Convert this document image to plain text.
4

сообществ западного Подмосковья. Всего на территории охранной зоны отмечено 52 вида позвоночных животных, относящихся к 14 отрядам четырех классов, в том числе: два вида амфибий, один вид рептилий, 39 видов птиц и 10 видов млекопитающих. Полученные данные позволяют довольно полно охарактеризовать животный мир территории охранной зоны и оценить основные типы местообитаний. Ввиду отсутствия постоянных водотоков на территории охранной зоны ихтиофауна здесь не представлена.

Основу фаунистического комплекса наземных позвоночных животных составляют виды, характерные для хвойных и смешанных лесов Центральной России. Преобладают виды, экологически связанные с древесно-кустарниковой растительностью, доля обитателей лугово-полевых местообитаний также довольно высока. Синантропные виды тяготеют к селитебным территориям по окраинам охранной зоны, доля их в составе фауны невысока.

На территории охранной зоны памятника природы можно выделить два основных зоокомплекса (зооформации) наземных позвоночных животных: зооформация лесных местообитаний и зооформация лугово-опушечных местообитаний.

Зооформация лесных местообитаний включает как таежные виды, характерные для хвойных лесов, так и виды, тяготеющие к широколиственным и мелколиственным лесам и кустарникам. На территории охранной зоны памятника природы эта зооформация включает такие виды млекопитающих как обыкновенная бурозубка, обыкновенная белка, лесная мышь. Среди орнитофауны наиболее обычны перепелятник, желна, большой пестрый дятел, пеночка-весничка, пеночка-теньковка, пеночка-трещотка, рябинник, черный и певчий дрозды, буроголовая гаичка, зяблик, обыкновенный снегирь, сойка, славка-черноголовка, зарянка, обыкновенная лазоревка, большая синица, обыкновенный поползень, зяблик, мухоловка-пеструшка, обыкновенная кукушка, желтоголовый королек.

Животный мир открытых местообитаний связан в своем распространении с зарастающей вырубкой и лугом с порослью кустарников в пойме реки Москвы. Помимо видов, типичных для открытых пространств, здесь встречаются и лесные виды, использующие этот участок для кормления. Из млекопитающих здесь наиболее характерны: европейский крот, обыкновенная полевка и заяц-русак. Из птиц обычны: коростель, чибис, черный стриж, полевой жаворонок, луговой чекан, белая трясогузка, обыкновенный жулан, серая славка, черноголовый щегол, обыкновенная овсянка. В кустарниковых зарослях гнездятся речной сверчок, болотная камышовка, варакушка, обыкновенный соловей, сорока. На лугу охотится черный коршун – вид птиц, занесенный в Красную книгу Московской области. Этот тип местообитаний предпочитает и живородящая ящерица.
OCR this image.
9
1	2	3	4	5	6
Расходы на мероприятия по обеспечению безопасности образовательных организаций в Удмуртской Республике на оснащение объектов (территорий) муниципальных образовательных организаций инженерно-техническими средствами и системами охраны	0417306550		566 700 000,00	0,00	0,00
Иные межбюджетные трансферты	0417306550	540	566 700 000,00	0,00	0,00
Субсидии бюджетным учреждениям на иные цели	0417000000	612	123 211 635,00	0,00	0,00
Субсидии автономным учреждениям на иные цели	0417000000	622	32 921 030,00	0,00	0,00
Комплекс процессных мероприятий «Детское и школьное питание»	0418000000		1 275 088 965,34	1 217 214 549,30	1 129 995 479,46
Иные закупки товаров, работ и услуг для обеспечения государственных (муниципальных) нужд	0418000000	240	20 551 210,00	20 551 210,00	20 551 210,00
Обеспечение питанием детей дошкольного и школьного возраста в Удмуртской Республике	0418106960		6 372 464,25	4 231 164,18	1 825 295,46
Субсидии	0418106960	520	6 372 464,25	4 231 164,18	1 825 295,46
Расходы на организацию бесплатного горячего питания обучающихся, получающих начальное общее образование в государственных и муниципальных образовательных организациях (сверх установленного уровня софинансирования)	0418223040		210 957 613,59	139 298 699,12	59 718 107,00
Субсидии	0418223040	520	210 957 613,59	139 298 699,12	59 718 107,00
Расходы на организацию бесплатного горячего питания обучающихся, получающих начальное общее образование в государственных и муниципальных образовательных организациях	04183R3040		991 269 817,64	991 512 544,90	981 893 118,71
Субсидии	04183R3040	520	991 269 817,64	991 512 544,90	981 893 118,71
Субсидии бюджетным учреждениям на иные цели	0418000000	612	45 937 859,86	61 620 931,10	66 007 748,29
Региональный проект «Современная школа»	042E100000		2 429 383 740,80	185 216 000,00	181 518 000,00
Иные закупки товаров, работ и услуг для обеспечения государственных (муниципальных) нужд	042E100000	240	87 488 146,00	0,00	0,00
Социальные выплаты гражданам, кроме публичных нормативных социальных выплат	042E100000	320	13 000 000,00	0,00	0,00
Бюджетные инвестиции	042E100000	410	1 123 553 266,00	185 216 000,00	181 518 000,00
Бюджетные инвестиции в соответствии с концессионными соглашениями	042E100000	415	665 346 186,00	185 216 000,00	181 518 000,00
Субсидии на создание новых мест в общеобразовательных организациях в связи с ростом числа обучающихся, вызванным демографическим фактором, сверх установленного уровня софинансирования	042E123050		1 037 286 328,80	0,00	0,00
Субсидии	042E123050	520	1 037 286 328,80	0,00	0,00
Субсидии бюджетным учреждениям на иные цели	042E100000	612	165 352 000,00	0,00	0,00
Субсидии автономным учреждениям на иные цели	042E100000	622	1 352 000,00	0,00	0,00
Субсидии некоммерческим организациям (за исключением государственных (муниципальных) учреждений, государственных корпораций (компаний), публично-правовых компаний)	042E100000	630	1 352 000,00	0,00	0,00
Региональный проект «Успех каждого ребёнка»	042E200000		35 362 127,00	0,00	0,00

__________________________________________________

WHAT IS BEING ASKED.
Exactly as shown, repeat every record.

RESULT.
Convert this document image to plain text.
4

сообществ западного Подмосковья. Всего на территории охранной зоны отмечено 52 вида позвоночных животных, относящихся к 14 отрядам четырех классов, в том числе: два вида амфибий, один вид рептилий, 39 видов птиц и 10 видов млекопитающих. Полученные данные позволяют довольно полно охарактеризовать животный мир территории охранной зоны и оценить основные типы местообитаний. Ввиду отсутствия постоянных водотоков на территории охранной зоны ихтиофауна здесь не представлена.

Основу фаунистического комплекса наземных позвоночных животных составляют виды, характерные для хвойных и смешанных лесов Центральной России. Преобладают виды, экологически связанные с древесно-кустарниковой растительностью, доля обитателей лугово-полевых местообитаний также довольно высока. Синантропные виды тяготеют к селитебным территориям по окраинам охранной зоны, доля их в составе фауны невысока.

На территории охранной зоны памятника природы можно выделить два основных зоокомплекса (зооформации) наземных позвоночных животных: зооформация лесных местообитаний и зооформация лугово-опушечных местообитаний.

Зооформация лесных местообитаний включает как таежные виды, характерные для хвойных лесов, так и виды, тяготеющие к широколиственным и мелколиственным лесам и кустарникам. На территории охранной зоны памятника природы эта зооформация включает такие виды млекопитающих как обыкновенная бурозубка, обыкновенная белка, лесная мышь. Среди орнитофауны наиболее обычны перепелятник, желна, большой пестрый дятел, пеночка-весничка, пеночка-теньковка, пеночка-трещотка, рябинник, черный и певчий дрозды, буроголовая гаичка, зяблик, обыкновенный снегирь, сойка, славка-черноголовка, зарянка, обыкновенная лазоревка, большая синица, обыкновенный поползень, зяблик, мухоловка-пеструшка, обыкновенная кукушка, желтоголовый королек.

Животный мир открытых местообитаний связан в своем распространении с зарастающей вырубкой и лугом с порослью кустарников в пойме реки Москвы. Помимо видов, типичных для открытых пространств, здесь встречаются и лесные виды, использующие этот участок для кормления. Из млекопитающих здесь наиболее характерны: европейский крот, обыкновенная полевка и заяц-русак. Из птиц обычны: коростель, чибис, черный стриж, полевой жаворонок, луговой чекан, белая трясогузка, обыкновенный жулан, серая славка, черноголовый щегол, обыкновенная овсянка. В кустарниковых зарослях гнездятся речной сверчок, болотная камышовка, варакушка, обыкновенный соловей, сорока. На лугу охотится черный коршун – вид птиц, занесенный в Красную книгу Московской области. Этот тип местообитаний предпочитает и живородящая ящерица.
OCR this image.
9
1	2	3	4	5	6
Расходы на мероприятия по обеспечению безопасности образовательных организаций в Удмуртской Республике на оснащение объектов (территорий) муниципальных образовательных организаций инженерно-техническими средствами и системами охраны	0417306550		566 700 000,00	0,00	0,00
Иные межбюджетные трансферты	0417306550	540	566 700 000,00	0,00	0,00
Субсидии бюджетным учреждениям на иные цели	0417000000	612	123 211 635,00	0,00	0,00
Субсидии автономным учреждениям на иные цели	0417000000	622	32 921 030,00	0,00	0,00
Комплекс процессных мероприятий «Детское и школьное питание»	0418000000		1 275 088 965,34	1 217 214 549,30	1 129 995 479,46
Иные закупки товаров, работ и услуг для обеспечения государственных (муниципальных) нужд	0418000000	240	20 551 210,00	20 551 210,00	20 551 210,00
Обеспечение питанием детей дошкольного и школьного возраста в Удмуртской Республике	0418106960		6 372 464,25	4 231 164,18	1 825 295,46
Субсидии	0418106960	520	6 372 464,25	4 231 164,18	1 825 295,46
Расходы на организацию бесплатного горячего питания обучающихся, получающих начальное общее образование в государственных и муниципальных образовательных организациях (сверх установленного уровня софинансирования)	0418223040		210 957 613,59	139 298 699,12	59 718 107,00
Субсидии	0418223040	520	210 957 613,59	139 298 699,12	59 718 107,00
Расходы на организацию бесплатного горячего питания обучающихся, получающих начальное общее образование в государственных и муниципальных образовательных организациях	04183R3040		991 269 817,64	991 512 544,90	981 893 118,71
Субсидии	04183R3040	520	991 269 817,64	991 512 544,90	981 893 118,71
Субсидии бюджетным учреждениям на иные цели	0418000000	612	45 937 859,86	61 620 931,10	66 007 748,29
Региональный проект «Современная школа»	042E100000		2 429 383 740,80	185 216 000,00	181 518 000,00
Иные закупки товаров, работ и услуг для обеспечения государственных (муниципальных) нужд	042E100000	240	87 488 146,00	0,00	0,00
Социальные выплаты гражданам, кроме публичных нормативных социальных выплат	042E100000	320	13 000 000,00	0,00	0,00
Бюджетные инвестиции	042E100000	410	1 123 553 266,00	185 216 000,00	181 518 000,00
Бюджетные инвестиции в соответствии с концессионными соглашениями	042E100000	415	665 346 186,00	185 216 000,00	181 518 000,00
Субсидии на создание новых мест в общеобразовательных организациях в связи с ростом числа обучающихся, вызванным демографическим фактором, сверх установленного уровня софинансирования	042E123050		1 037 286 328,80	0,00	0,00
Субсидии	042E123050	520	1 037 286 328,80	0,00	0,00
Субсидии бюджетным учреждениям на иные цели	042E100000	612	165 352 000,00	0,00	0,00
Субсидии автономным учреждениям на иные цели	042E100000	622	1 352 000,00	0,00	0,00
Субсидии некоммерческим организациям (за исключением государственных (муниципальных) учреждений, государственных корпораций (компаний), публично-правовых компаний)	042E100000	630	1 352 000,00	0,00	0,00
Региональный проект «Успех каждого ребёнка»	042E200000		35 362 127,00	0,00	0,00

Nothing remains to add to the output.